Check what the listed milligrams actually refer to. Most DIM labels are fairly straightforward and state DIM itself in a clear amount per serving. The exception is branded or proprietary complexes. A label may highlight a DIM complex, enhanced-bioavailability blend, or branded ingredient name while the listed milligrams refer to the whole complex rather than clearly spelling out how much plain DIM is inside it. If you are comparing value, look for the actual DIM line on Supplement Facts first.
Do not assume a premium bottle is stronger just because the monthly cost is higher. In this market, some of the most expensive products deliver surprisingly small DIM amounts per serving. A bottle can look premium because of practitioner branding, detox positioning, or specialized formula language while still giving only a fraction of the DIM found in cheaper options. Check the DIM amount and serving count before treating price as a quality signal.
Watch the serving size, especially on capsule products. DIM labels range from one-capsule servings to two-capsule servings, and that changes how long the bottle really lasts. A formula that lists 300 mg per serving may require two capsules to get there, while another lists 200 mg in one capsule. If you care about convenience as well as price, compare both the daily capsule count and the monthly cost.
——
Work task 1:
According to the DIM supplement guide, what should a shopper comparing value look for first on the Supplement Facts?
Work task 2:
In the DIM supplement guide, rewrite the stretch from "Do not assume" through "a quality signal.", replacing "cheaper options" with "lower-priced options".
Work task 3:
Continue the DIM supplement guide from the point where it stops.
——
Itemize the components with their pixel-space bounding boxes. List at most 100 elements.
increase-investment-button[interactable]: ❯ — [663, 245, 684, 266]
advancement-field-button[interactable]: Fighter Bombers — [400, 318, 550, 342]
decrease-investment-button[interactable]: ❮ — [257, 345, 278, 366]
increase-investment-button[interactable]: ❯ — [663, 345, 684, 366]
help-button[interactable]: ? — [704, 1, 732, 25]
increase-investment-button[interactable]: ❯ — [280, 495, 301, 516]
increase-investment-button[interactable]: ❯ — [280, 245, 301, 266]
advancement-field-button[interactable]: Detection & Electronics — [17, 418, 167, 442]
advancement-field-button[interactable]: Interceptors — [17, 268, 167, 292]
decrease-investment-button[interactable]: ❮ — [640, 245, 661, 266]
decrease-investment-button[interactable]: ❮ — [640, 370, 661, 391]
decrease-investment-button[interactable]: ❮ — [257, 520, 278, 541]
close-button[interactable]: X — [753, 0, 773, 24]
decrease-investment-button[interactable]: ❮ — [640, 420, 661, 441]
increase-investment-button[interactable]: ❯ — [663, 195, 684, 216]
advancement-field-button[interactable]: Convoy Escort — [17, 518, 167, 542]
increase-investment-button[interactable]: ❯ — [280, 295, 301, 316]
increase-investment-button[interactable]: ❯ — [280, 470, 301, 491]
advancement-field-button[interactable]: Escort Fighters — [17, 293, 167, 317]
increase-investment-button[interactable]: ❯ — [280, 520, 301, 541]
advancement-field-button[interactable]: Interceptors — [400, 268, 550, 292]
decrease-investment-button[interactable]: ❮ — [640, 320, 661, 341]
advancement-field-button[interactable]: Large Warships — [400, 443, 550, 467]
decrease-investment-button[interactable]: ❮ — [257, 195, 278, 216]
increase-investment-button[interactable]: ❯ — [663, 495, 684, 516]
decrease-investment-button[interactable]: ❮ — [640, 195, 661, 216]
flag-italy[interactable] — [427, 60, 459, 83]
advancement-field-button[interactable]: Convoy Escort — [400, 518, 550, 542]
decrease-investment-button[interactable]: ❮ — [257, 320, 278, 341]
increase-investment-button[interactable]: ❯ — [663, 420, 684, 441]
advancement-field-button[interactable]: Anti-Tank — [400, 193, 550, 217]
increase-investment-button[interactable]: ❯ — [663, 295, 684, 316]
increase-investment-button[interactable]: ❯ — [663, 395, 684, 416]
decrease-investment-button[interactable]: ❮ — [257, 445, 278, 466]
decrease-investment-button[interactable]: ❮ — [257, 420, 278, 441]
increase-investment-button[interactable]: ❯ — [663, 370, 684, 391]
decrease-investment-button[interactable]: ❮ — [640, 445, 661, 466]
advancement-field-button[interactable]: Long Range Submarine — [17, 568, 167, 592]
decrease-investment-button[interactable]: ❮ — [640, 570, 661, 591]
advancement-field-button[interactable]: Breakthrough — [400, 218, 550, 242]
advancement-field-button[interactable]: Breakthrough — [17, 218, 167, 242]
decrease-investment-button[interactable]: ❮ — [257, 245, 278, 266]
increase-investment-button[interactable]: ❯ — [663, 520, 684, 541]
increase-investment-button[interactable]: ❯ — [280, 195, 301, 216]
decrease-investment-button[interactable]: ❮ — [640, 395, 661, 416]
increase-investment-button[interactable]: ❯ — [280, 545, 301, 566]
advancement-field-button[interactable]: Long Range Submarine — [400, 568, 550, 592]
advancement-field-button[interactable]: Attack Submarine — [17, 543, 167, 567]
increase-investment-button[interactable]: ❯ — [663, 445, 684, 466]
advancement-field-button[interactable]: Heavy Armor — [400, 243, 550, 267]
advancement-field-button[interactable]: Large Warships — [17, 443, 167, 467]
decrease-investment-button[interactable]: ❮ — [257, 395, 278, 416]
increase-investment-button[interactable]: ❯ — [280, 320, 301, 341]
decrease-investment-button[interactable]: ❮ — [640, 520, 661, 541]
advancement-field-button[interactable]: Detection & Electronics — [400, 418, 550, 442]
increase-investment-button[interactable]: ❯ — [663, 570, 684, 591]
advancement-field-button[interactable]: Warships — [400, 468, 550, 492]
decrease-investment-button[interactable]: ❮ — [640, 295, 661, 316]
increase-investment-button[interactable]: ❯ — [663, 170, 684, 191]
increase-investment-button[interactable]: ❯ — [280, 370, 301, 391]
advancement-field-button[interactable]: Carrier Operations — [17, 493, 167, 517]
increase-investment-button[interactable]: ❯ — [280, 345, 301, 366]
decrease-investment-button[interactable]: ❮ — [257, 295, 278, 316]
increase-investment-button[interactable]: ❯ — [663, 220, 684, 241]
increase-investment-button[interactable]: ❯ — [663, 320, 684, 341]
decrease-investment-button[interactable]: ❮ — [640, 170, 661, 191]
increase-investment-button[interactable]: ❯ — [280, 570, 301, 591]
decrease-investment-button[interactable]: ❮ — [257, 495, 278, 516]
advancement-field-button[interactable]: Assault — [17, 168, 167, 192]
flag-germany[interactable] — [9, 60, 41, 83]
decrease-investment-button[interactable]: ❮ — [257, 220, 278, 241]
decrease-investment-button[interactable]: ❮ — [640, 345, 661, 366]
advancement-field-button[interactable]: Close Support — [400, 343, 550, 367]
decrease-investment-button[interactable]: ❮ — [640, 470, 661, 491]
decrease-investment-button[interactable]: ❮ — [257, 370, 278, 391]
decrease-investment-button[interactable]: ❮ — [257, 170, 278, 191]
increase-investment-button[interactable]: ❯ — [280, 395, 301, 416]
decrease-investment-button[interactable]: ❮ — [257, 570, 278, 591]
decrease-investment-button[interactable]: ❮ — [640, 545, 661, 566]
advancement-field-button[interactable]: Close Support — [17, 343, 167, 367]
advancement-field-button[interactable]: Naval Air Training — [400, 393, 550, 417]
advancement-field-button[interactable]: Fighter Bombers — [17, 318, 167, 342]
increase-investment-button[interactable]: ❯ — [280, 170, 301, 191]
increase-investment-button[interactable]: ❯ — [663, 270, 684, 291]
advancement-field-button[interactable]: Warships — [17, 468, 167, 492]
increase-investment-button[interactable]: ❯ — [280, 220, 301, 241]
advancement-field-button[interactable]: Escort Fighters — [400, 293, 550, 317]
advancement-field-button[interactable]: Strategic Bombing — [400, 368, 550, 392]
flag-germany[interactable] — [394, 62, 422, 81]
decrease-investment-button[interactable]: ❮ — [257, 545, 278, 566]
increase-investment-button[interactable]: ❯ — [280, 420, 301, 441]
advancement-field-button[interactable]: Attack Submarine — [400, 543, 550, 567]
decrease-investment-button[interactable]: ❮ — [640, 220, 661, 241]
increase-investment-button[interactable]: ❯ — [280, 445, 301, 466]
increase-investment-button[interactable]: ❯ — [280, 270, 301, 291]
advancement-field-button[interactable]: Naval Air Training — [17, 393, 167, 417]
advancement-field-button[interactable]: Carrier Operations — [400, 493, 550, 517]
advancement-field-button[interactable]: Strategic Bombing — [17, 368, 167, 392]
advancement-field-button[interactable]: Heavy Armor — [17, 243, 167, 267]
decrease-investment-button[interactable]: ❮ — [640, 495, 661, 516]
——
Exercise result 1:
The actual DIM line.

Exercise result 2:
Do not assume a premium bottle is stronger just because the monthly cost is higher. In this market, some of the most expensive products deliver surprisingly small DIM amounts per serving. A bottle can look premium because of practitioner branding, detox positioning, or specialized formula language while still giving only a fraction of the DIM found in lower-priced options. Check the DIM amount and serving count before treating price as a quality signal.

Exercise result 3:
Powder is often the value play, but it is not the easiest form. The cheapest DIM options are often plain powder with hundreds of servings and no added ingredients. That can be excellent for cost, but powders usually require measuring very small amounts accurately and are less convenient for travel or routine use. If you do not want to fuss with a scoop, a simple capsule can still be inexpensive without going all the way to the bottom of the price ladder.
Check for extra active ingredients that change the comparison. Some DIM products add black pepper extract, sulforaphane-related compounds, pomegranate extract, or vegetable blends. Those ingredients may matter to you, but they also change what you are buying. If your goal is mainly DIM, the cleanest value comparison comes from products where DIM is the obvious centerpiece rather than one part of a stack.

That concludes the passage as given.